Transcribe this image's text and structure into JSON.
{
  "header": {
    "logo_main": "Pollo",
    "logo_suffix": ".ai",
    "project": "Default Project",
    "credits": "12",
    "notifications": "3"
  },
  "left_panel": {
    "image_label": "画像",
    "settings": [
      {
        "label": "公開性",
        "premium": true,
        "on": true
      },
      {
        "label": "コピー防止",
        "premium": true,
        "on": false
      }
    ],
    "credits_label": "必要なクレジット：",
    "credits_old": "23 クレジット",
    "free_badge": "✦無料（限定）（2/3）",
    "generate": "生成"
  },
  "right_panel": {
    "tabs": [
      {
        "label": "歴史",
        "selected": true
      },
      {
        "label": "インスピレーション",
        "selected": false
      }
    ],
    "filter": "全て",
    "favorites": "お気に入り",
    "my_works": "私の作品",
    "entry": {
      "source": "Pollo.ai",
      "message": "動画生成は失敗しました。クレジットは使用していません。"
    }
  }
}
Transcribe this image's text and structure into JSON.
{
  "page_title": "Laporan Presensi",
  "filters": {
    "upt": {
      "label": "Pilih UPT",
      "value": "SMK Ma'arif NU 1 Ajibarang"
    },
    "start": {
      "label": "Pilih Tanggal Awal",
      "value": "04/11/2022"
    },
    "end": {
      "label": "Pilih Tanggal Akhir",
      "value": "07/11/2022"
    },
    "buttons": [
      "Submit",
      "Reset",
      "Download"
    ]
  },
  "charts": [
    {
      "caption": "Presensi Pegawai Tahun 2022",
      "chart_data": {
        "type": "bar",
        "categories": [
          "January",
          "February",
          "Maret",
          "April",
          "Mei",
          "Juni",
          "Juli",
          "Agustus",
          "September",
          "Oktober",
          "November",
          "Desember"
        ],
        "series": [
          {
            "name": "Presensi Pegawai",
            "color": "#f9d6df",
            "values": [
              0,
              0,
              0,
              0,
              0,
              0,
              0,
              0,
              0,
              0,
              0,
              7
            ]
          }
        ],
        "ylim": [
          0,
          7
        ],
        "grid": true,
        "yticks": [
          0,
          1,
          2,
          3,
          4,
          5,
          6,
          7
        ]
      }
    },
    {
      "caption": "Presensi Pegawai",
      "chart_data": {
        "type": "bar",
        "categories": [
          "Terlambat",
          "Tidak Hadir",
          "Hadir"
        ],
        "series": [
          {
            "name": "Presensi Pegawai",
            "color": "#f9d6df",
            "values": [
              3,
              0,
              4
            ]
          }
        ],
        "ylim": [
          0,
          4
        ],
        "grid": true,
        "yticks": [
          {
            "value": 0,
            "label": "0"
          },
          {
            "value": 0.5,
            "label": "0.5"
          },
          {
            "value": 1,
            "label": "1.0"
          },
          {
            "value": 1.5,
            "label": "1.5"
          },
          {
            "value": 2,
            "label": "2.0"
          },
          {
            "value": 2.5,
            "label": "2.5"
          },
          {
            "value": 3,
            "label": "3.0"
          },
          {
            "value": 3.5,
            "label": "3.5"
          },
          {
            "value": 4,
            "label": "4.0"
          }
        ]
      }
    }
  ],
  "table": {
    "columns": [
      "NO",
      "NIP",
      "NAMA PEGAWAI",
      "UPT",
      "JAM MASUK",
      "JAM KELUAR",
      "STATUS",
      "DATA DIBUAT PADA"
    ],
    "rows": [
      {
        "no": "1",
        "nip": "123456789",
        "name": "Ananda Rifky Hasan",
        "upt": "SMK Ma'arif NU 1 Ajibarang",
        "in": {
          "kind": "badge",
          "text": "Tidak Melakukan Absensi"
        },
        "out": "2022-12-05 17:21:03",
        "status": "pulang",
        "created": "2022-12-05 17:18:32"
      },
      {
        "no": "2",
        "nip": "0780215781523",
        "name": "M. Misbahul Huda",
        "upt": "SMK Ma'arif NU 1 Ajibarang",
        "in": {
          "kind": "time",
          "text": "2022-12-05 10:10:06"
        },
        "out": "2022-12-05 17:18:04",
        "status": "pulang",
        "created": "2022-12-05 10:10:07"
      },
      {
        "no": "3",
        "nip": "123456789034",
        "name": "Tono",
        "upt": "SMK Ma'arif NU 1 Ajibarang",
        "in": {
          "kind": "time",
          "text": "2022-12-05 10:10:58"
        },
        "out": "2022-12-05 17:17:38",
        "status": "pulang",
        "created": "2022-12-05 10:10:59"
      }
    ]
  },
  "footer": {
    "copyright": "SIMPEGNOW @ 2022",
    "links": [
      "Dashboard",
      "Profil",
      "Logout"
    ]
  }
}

---*---

Exercise requirements:
Print the listing above in full, exactly as it is.

Result of the exercise:
Transcribe this image's text and structure into JSON.
{
  "header": {
    "logo_main": "Pollo",
    "logo_suffix": ".ai",
    "project": "Default Project",
    "credits": "12",
    "notifications": "3"
  },
  "left_panel": {
    "image_label": "画像",
    "settings": [
      {
        "label": "公開性",
        "premium": true,
        "on": true
      },
      {
        "label": "コピー防止",
        "premium": true,
        "on": false
      }
    ],
    "credits_label": "必要なクレジット：",
    "credits_old": "23 クレジット",
    "free_badge": "✦無料（限定）（2/3）",
    "generate": "生成"
  },
  "right_panel": {
    "tabs": [
      {
        "label": "歴史",
        "selected": true
      },
      {
        "label": "インスピレーション",
        "selected": false
      }
    ],
    "filter": "全て",
    "favorites": "お気に入り",
    "my_works": "私の作品",
    "entry": {
      "source": "Pollo.ai",
      "message": "動画生成は失敗しました。クレジットは使用していません。"
    }
  }
}
Transcribe this image's text and structure into JSON.
{
  "page_title": "Laporan Presensi",
  "filters": {
    "upt": {
      "label": "Pilih UPT",
      "value": "SMK Ma'arif NU 1 Ajibarang"
    },
    "start": {
      "label": "Pilih Tanggal Awal",
      "value": "04/11/2022"
    },
    "end": {
      "label": "Pilih Tanggal Akhir",
      "value": "07/11/2022"
    },
    "buttons": [
      "Submit",
      "Reset",
      "Download"
    ]
  },
  "charts": [
    {
      "caption": "Presensi Pegawai Tahun 2022",
      "chart_data": {
        "type": "bar",
        "categories": [
          "January",
          "February",
          "Maret",
          "April",
          "Mei",
          "Juni",
          "Juli",
          "Agustus",
          "September",
          "Oktober",
          "November",
          "Desember"
        ],
        "series": [
          {
            "name": "Presensi Pegawai",
            "color": "#f9d6df",
            "values": [
              0,
              0,
              0,
              0,
              0,
              0,
              0,
              0,
              0,
              0,
              0,
              7
            ]
          }
        ],
        "ylim": [
          0,
          7
        ],
        "grid": true,
        "yticks": [
          0,
          1,
          2,
          3,
          4,
          5,
          6,
          7
        ]
      }
    },
    {
      "caption": "Presensi Pegawai",
      "chart_data": {
        "type": "bar",
        "categories": [
          "Terlambat",
          "Tidak Hadir",
          "Hadir"
        ],
        "series": [
          {
            "name": "Presensi Pegawai",
            "color": "#f9d6df",
            "values": [
              3,
              0,
              4
            ]
          }
        ],
        "ylim": [
          0,
          4
        ],
        "grid": true,
        "yticks": [
          {
            "value": 0,
            "label": "0"
          },
          {
            "value": 0.5,
            "label": "0.5"
          },
          {
            "value": 1,
            "label": "1.0"
          },
          {
            "value": 1.5,
            "label": "1.5"
          },
          {
            "value": 2,
            "label": "2.0"
          },
          {
            "value": 2.5,
            "label": "2.5"
          },
          {
            "value": 3,
            "label": "3.0"
          },
          {
            "value": 3.5,
            "label": "3.5"
          },
          {
            "value": 4,
            "label": "4.0"
          }
        ]
      }
    }
  ],
  "table": {
    "columns": [
      "NO",
      "NIP",
      "NAMA PEGAWAI",
      "UPT",
      "JAM MASUK",
      "JAM KELUAR",
      "STATUS",
      "DATA DIBUAT PADA"
    ],
    "rows": [
      {
        "no": "1",
        "nip": "123456789",
        "name": "Ananda Rifky Hasan",
        "upt": "SMK Ma'arif NU 1 Ajibarang",
        "in": {
          "kind": "badge",
          "text": "Tidak Melakukan Absensi"
        },
        "out": "2022-12-05 17:21:03",
        "status": "pulang",
        "created": "2022-12-05 17:18:32"
      },
      {
        "no": "2",
        "nip": "0780215781523",
        "name": "M. Misbahul Huda",
        "upt": "SMK Ma'arif NU 1 Ajibarang",
        "in": {
          "kind": "time",
          "text": "2022-12-05 10:10:06"
        },
        "out": "2022-12-05 17:18:04",
        "status": "pulang",
        "created": "2022-12-05 10:10:07"
      },
      {
        "no": "3",
        "nip": "123456789034",
        "name": "Tono",
        "upt": "SMK Ma'arif NU 1 Ajibarang",
        "in": {
          "kind": "time",
          "text": "2022-12-05 10:10:58"
        },
        "out": "2022-12-05 17:17:38",
        "status": "pulang",
        "created": "2022-12-05 10:10:59"
      }
    ]
  },
  "footer": {
    "copyright": "SIMPEGNOW @ 2022",
    "links": [
      "Dashboard",
      "Profil",
      "Logout"
    ]
  }
}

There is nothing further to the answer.